>>

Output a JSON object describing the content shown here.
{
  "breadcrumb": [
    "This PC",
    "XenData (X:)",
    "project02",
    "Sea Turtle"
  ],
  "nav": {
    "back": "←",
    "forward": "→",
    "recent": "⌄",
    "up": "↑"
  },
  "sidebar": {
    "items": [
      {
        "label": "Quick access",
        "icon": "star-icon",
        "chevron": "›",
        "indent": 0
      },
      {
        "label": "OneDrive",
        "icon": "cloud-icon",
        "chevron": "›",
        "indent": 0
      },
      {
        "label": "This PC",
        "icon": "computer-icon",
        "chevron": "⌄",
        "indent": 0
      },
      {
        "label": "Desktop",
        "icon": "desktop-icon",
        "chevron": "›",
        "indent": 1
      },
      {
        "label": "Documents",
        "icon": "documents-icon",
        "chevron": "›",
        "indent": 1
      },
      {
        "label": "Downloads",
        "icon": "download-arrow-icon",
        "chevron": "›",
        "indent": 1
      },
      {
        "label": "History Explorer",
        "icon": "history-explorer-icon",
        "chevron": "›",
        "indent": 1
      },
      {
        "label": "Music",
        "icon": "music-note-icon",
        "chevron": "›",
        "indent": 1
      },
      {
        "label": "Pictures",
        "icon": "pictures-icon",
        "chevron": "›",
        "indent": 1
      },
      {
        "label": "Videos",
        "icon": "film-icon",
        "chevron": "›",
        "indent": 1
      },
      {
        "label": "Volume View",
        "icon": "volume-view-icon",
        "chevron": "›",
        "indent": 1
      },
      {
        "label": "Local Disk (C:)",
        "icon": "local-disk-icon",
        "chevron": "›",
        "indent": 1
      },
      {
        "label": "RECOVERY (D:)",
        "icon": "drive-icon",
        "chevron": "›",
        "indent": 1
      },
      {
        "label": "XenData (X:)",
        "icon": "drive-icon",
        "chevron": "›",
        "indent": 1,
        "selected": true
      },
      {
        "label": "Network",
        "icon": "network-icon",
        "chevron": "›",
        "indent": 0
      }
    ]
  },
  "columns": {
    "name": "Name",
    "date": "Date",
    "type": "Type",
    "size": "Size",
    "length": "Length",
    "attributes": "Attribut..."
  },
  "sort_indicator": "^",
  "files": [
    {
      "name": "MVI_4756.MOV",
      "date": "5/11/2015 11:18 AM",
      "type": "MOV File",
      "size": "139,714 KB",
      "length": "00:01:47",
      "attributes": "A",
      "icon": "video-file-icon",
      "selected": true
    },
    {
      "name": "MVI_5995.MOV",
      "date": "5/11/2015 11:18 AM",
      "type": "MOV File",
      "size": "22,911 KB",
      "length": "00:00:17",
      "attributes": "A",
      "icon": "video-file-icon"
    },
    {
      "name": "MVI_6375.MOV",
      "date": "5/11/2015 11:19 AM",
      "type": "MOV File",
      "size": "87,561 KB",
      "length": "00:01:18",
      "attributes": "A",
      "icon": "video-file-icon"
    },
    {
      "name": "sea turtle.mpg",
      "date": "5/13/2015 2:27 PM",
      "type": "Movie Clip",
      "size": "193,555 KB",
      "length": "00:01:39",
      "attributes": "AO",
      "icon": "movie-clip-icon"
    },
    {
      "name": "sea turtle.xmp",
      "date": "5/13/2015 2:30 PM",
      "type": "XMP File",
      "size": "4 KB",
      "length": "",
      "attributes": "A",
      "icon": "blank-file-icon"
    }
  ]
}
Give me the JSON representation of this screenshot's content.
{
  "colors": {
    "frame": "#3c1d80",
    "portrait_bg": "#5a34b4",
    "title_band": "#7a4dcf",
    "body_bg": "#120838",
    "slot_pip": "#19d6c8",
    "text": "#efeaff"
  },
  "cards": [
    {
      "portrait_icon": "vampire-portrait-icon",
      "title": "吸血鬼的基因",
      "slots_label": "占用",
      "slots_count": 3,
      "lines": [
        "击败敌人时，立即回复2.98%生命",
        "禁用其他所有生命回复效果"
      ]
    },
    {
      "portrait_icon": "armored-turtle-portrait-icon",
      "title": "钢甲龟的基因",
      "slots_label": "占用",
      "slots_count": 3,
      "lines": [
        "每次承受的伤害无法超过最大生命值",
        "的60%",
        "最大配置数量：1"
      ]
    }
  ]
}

<<

## [YOUR OBJECTIVE]
Copy every line exactly. Leave nothing out.

## [RESPONSE FOR THIS EXERCISE]
Output a JSON object describing the content shown here.
{
  "breadcrumb": [
    "This PC",
    "XenData (X:)",
    "project02",
    "Sea Turtle"
  ],
  "nav": {
    "back": "←",
    "forward": "→",
    "recent": "⌄",
    "up": "↑"
  },
  "sidebar": {
    "items": [
      {
        "label": "Quick access",
        "icon": "star-icon",
        "chevron": "›",
        "indent": 0
      },
      {
        "label": "OneDrive",
        "icon": "cloud-icon",
        "chevron": "›",
        "indent": 0
      },
      {
        "label": "This PC",
        "icon": "computer-icon",
        "chevron": "⌄",
        "indent": 0
      },
      {
        "label": "Desktop",
        "icon": "desktop-icon",
        "chevron": "›",
        "indent": 1
      },
      {
        "label": "Documents",
        "icon": "documents-icon",
        "chevron": "›",
        "indent": 1
      },
      {
        "label": "Downloads",
        "icon": "download-arrow-icon",
        "chevron": "›",
        "indent": 1
      },
      {
        "label": "History Explorer",
        "icon": "history-explorer-icon",
        "chevron": "›",
        "indent": 1
      },
      {
        "label": "Music",
        "icon": "music-note-icon",
        "chevron": "›",
        "indent": 1
      },
      {
        "label": "Pictures",
        "icon": "pictures-icon",
        "chevron": "›",
        "indent": 1
      },
      {
        "label": "Videos",
        "icon": "film-icon",
        "chevron": "›",
        "indent": 1
      },
      {
        "label": "Volume View",
        "icon": "volume-view-icon",
        "chevron": "›",
        "indent": 1
      },
      {
        "label": "Local Disk (C:)",
        "icon": "local-disk-icon",
        "chevron": "›",
        "indent": 1
      },
      {
        "label": "RECOVERY (D:)",
        "icon": "drive-icon",
        "chevron": "›",
        "indent": 1
      },
      {
        "label": "XenData (X:)",
        "icon": "drive-icon",
        "chevron": "›",
        "indent": 1,
        "selected": true
      },
      {
        "label": "Network",
        "icon": "network-icon",
        "chevron": "›",
        "indent": 0
      }
    ]
  },
  "columns": {
    "name": "Name",
    "date": "Date",
    "type": "Type",
    "size": "Size",
    "length": "Length",
    "attributes": "Attribut..."
  },
  "sort_indicator": "^",
  "files": [
    {
      "name": "MVI_4756.MOV",
      "date": "5/11/2015 11:18 AM",
      "type": "MOV File",
      "size": "139,714 KB",
      "length": "00:01:47",
      "attributes": "A",
      "icon": "video-file-icon",
      "selected": true
    },
    {
      "name": "MVI_5995.MOV",
      "date": "5/11/2015 11:18 AM",
      "type": "MOV File",
      "size": "22,911 KB",
      "length": "00:00:17",
      "attributes": "A",
      "icon": "video-file-icon"
    },
    {
      "name": "MVI_6375.MOV",
      "date": "5/11/2015 11:19 AM",
      "type": "MOV File",
      "size": "87,561 KB",
      "length": "00:01:18",
      "attributes": "A",
      "icon": "video-file-icon"
    },
    {
      "name": "sea turtle.mpg",
      "date": "5/13/2015 2:27 PM",
      "type": "Movie Clip",
      "size": "193,555 KB",
      "length": "00:01:39",
      "attributes": "AO",
      "icon": "movie-clip-icon"
    },
    {
      "name": "sea turtle.xmp",
      "date": "5/13/2015 2:30 PM",
      "type": "XMP File",
      "size": "4 KB",
      "length": "",
      "attributes": "A",
      "icon": "blank-file-icon"
    }
  ]
}
Give me the JSON representation of this screenshot's content.
{
  "colors": {
    "frame": "#3c1d80",
    "portrait_bg": "#5a34b4",
    "title_band": "#7a4dcf",
    "body_bg": "#120838",
    "slot_pip": "#19d6c8",
    "text": "#efeaff"
  },
  "cards": [
    {
      "portrait_icon": "vampire-portrait-icon",
      "title": "吸血鬼的基因",
      "slots_label": "占用",
      "slots_count": 3,
      "lines": [
        "击败敌人时，立即回复2.98%生命",
        "禁用其他所有生命回复效果"
      ]
    },
    {
      "portrait_icon": "armored-turtle-portrait-icon",
      "title": "钢甲龟的基因",
      "slots_label": "占用",
      "slots_count": 3,
      "lines": [
        "每次承受的伤害无法超过最大生命值",
        "的60%",
        "最大配置数量：1"
      ]
    }
  ]
}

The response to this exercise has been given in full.